#### REQUIREMENT:
Among the lines below, list those containing the string "Положения".

+===+

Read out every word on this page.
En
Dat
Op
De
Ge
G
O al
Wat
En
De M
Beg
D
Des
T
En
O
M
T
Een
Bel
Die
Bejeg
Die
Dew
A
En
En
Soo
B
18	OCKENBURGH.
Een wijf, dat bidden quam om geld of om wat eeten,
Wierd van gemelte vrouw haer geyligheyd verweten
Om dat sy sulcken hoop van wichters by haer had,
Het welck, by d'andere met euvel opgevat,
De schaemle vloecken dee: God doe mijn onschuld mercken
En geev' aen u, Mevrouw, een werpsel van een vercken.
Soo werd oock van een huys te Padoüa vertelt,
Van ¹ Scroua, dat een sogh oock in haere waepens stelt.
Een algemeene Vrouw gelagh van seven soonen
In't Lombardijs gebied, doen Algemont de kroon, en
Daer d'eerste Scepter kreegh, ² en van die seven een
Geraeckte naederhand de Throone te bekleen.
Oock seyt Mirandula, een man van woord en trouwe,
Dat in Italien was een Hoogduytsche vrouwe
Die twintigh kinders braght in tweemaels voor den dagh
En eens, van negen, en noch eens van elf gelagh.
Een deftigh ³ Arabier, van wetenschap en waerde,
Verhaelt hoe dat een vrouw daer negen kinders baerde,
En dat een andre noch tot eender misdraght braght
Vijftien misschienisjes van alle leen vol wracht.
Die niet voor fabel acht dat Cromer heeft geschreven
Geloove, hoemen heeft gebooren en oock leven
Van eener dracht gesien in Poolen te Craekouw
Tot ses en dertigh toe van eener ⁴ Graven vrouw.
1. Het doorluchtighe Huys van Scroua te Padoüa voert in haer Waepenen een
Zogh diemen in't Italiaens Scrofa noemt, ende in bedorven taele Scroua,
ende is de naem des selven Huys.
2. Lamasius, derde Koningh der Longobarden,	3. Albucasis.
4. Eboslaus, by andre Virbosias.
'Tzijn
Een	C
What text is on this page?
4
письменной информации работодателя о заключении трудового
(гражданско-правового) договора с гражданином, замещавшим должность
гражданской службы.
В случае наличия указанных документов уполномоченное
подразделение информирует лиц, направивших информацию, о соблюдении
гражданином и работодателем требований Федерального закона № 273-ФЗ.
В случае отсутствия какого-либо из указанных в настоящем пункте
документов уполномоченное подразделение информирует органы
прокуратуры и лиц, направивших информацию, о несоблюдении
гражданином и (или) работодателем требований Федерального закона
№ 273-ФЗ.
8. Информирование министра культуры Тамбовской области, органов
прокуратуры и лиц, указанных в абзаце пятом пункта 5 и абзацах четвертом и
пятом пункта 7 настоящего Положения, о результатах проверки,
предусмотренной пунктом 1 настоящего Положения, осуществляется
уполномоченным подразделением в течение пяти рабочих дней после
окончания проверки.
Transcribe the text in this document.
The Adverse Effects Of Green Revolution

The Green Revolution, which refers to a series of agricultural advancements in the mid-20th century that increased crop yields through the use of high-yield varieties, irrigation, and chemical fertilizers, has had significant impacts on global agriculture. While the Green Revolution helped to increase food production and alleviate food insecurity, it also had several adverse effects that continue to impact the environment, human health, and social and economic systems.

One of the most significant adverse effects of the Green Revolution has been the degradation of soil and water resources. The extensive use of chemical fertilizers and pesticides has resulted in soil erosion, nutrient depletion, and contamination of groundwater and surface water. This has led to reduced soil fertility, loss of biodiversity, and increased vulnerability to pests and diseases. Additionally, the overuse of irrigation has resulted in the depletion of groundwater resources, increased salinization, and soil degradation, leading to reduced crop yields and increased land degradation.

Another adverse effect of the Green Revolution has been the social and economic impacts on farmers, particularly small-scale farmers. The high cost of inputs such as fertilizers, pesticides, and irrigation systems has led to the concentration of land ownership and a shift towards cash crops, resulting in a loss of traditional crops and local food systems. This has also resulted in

+===+

#### SOLUTION TO THIS EXERCISE:
пятом пункта 7 настоящего Положения, о результатах проверки,
предусмотренной пунктом 1 настоящего Положения, осуществляется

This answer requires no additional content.